Directions for this task
Each entry below is to be given again word for word, with no pictures.

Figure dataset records
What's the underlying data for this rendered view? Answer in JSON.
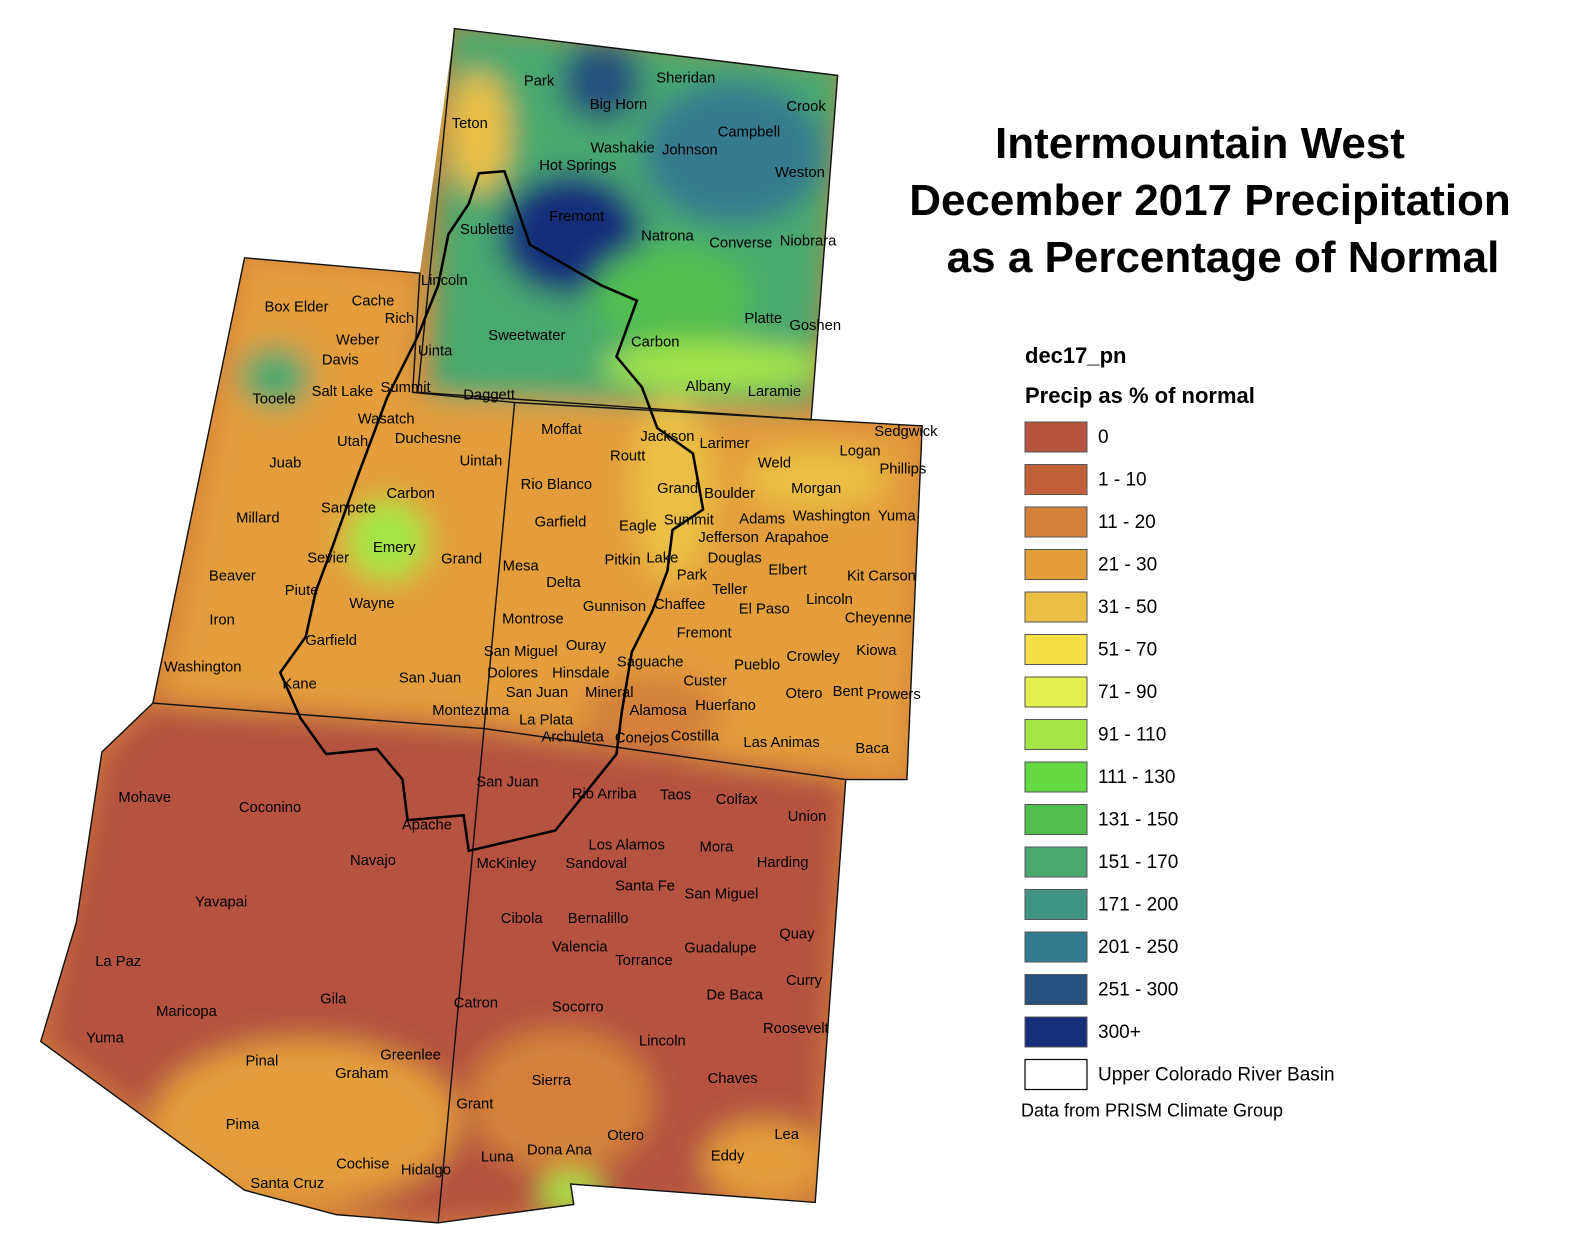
{
  "title": [
    "Intermountain West",
    "December 2017 Precipitation",
    "as a Percentage of Normal"
  ],
  "legend": {
    "layer": "dec17_pn",
    "heading": "Precip as % of normal",
    "items": [
      {
        "label": "0",
        "color": "#b5533f"
      },
      {
        "label": "1 - 10",
        "color": "#c2603a"
      },
      {
        "label": "11 - 20",
        "color": "#d4823a"
      },
      {
        "label": "21 - 30",
        "color": "#e39e3a"
      },
      {
        "label": "31 - 50",
        "color": "#ebbf45"
      },
      {
        "label": "51 - 70",
        "color": "#f5e04a"
      },
      {
        "label": "71 - 90",
        "color": "#e4f04f"
      },
      {
        "label": "91 - 110",
        "color": "#a3e546"
      },
      {
        "label": "111 - 130",
        "color": "#63d843"
      },
      {
        "label": "131 - 150",
        "color": "#52bd4f"
      },
      {
        "label": "151 - 170",
        "color": "#4aa86e"
      },
      {
        "label": "171 - 200",
        "color": "#3f9482"
      },
      {
        "label": "201 - 250",
        "color": "#347a8e"
      },
      {
        "label": "251 - 300",
        "color": "#27517d"
      },
      {
        "label": "300+",
        "color": "#182f7a"
      }
    ],
    "basin": "Upper Colorado River Basin",
    "source": "Data from PRISM Climate Group"
  },
  "counties": [
    "Park",
    "Sheridan",
    "Big Horn",
    "Crook",
    "Teton",
    "Campbell",
    "Washakie",
    "Johnson",
    "Hot Springs",
    "Weston",
    "Fremont",
    "Sublette",
    "Natrona",
    "Converse",
    "Niobrara",
    "Lincoln",
    "Box Elder",
    "Cache",
    "Rich",
    "Platte",
    "Goshen",
    "Weber",
    "Sweetwater",
    "Carbon",
    "Davis",
    "Uinta",
    "Tooele",
    "Salt Lake",
    "Summit",
    "Daggett",
    "Albany",
    "Laramie",
    "Wasatch",
    "Moffat",
    "Sedgwick",
    "Utah",
    "Duchesne",
    "Jackson",
    "Larimer",
    "Logan",
    "Routt",
    "Juab",
    "Uintah",
    "Weld",
    "Phillips",
    "Rio Blanco",
    "Grand",
    "Morgan",
    "Boulder",
    "Carbon",
    "Sanpete",
    "Millard",
    "Garfield",
    "Summit",
    "Eagle",
    "Adams",
    "Washington",
    "Yuma",
    "Jefferson",
    "Arapahoe",
    "Emery",
    "Sevier",
    "Grand",
    "Mesa",
    "Pitkin",
    "Lake",
    "Douglas",
    "Elbert",
    "Kit Carson",
    "Beaver",
    "Park",
    "Delta",
    "Teller",
    "Piute",
    "Wayne",
    "Chaffee",
    "Gunnison",
    "El Paso",
    "Lincoln",
    "Cheyenne",
    "Iron",
    "Montrose",
    "Fremont",
    "Garfield",
    "Ouray",
    "Kiowa",
    "Crowley",
    "San Miguel",
    "Saguache",
    "Washington",
    "Pueblo",
    "Dolores",
    "Hinsdale",
    "San Juan",
    "Custer",
    "Kane",
    "Otero",
    "Bent",
    "Prowers",
    "San Juan",
    "Mineral",
    "Alamosa",
    "Huerfano",
    "Montezuma",
    "La Plata",
    "Archuleta",
    "Conejos",
    "Costilla",
    "Las Animas",
    "Baca",
    "San Juan",
    "Mohave",
    "Rio Arriba",
    "Taos",
    "Colfax",
    "Coconino",
    "Union",
    "Apache",
    "Los Alamos",
    "Mora",
    "Navajo",
    "McKinley",
    "Sandoval",
    "Harding",
    "Santa Fe",
    "San Miguel",
    "Yavapai",
    "Cibola",
    "Bernalillo",
    "Quay",
    "Valencia",
    "Guadalupe",
    "Torrance",
    "La Paz",
    "Curry",
    "De Baca",
    "Gila",
    "Catron",
    "Socorro",
    "Maricopa",
    "Roosevelt",
    "Lincoln",
    "Yuma",
    "Greenlee",
    "Pinal",
    "Graham",
    "Sierra",
    "Chaves",
    "Grant",
    "Pima",
    "Otero",
    "Lea",
    "Dona Ana",
    "Luna",
    "Eddy",
    "Cochise",
    "Hidalgo",
    "Santa Cruz"
  ]
}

Task solution
What's the underlying data for this rendered view? Answer in JSON.
{
  "title": [
    "Intermountain West",
    "December 2017 Precipitation",
    "as a Percentage of Normal"
  ],
  "legend": {
    "layer": "dec17_pn",
    "heading": "Precip as % of normal",
    "items": [
      {
        "label": "0",
        "color": "#b5533f"
      },
      {
        "label": "1 - 10",
        "color": "#c2603a"
      },
      {
        "label": "11 - 20",
        "color": "#d4823a"
      },
      {
        "label": "21 - 30",
        "color": "#e39e3a"
      },
      {
        "label": "31 - 50",
        "color": "#ebbf45"
      },
      {
        "label": "51 - 70",
        "color": "#f5e04a"
      },
      {
        "label": "71 - 90",
        "color": "#e4f04f"
      },
      {
        "label": "91 - 110",
        "color": "#a3e546"
      },
      {
        "label": "111 - 130",
        "color": "#63d843"
      },
      {
        "label": "131 - 150",
        "color": "#52bd4f"
      },
      {
        "label": "151 - 170",
        "color": "#4aa86e"
      },
      {
        "label": "171 - 200",
        "color": "#3f9482"
      },
      {
        "label": "201 - 250",
        "color": "#347a8e"
      },
      {
        "label": "251 - 300",
        "color": "#27517d"
      },
      {
        "label": "300+",
        "color": "#182f7a"
      }
    ],
    "basin": "Upper Colorado River Basin",
    "source": "Data from PRISM Climate Group"
  },
  "counties": [
    "Park",
    "Sheridan",
    "Big Horn",
    "Crook",
    "Teton",
    "Campbell",
    "Washakie",
    "Johnson",
    "Hot Springs",
    "Weston",
    "Fremont",
    "Sublette",
    "Natrona",
    "Converse",
    "Niobrara",
    "Lincoln",
    "Box Elder",
    "Cache",
    "Rich",
    "Platte",
    "Goshen",
    "Weber",
    "Sweetwater",
    "Carbon",
    "Davis",
    "Uinta",
    "Tooele",
    "Salt Lake",
    "Summit",
    "Daggett",
    "Albany",
    "Laramie",
    "Wasatch",
    "Moffat",
    "Sedgwick",
    "Utah",
    "Duchesne",
    "Jackson",
    "Larimer",
    "Logan",
    "Routt",
    "Juab",
    "Uintah",
    "Weld",
    "Phillips",
    "Rio Blanco",
    "Grand",
    "Morgan",
    "Boulder",
    "Carbon",
    "Sanpete",
    "Millard",
    "Garfield",
    "Summit",
    "Eagle",
    "Adams",
    "Washington",
    "Yuma",
    "Jefferson",
    "Arapahoe",
    "Emery",
    "Sevier",
    "Grand",
    "Mesa",
    "Pitkin",
    "Lake",
    "Douglas",
    "Elbert",
    "Kit Carson",
    "Beaver",
    "Park",
    "Delta",
    "Teller",
    "Piute",
    "Wayne",
    "Chaffee",
    "Gunnison",
    "El Paso",
    "Lincoln",
    "Cheyenne",
    "Iron",
    "Montrose",
    "Fremont",
    "Garfield",
    "Ouray",
    "Kiowa",
    "Crowley",
    "San Miguel",
    "Saguache",
    "Washington",
    "Pueblo",
    "Dolores",
    "Hinsdale",
    "San Juan",
    "Custer",
    "Kane",
    "Otero",
    "Bent",
    "Prowers",
    "San Juan",
    "Mineral",
    "Alamosa",
    "Huerfano",
    "Montezuma",
    "La Plata",
    "Archuleta",
    "Conejos",
    "Costilla",
    "Las Animas",
    "Baca",
    "San Juan",
    "Mohave",
    "Rio Arriba",
    "Taos",
    "Colfax",
    "Coconino",
    "Union",
    "Apache",
    "Los Alamos",
    "Mora",
    "Navajo",
    "McKinley",
    "Sandoval",
    "Harding",
    "Santa Fe",
    "San Miguel",
    "Yavapai",
    "Cibola",
    "Bernalillo",
    "Quay",
    "Valencia",
    "Guadalupe",
    "Torrance",
    "La Paz",
    "Curry",
    "De Baca",
    "Gila",
    "Catron",
    "Socorro",
    "Maricopa",
    "Roosevelt",
    "Lincoln",
    "Yuma",
    "Greenlee",
    "Pinal",
    "Graham",
    "Sierra",
    "Chaves",
    "Grant",
    "Pima",
    "Otero",
    "Lea",
    "Dona Ana",
    "Luna",
    "Eddy",
    "Cochise",
    "Hidalgo",
    "Santa Cruz"
  ]
}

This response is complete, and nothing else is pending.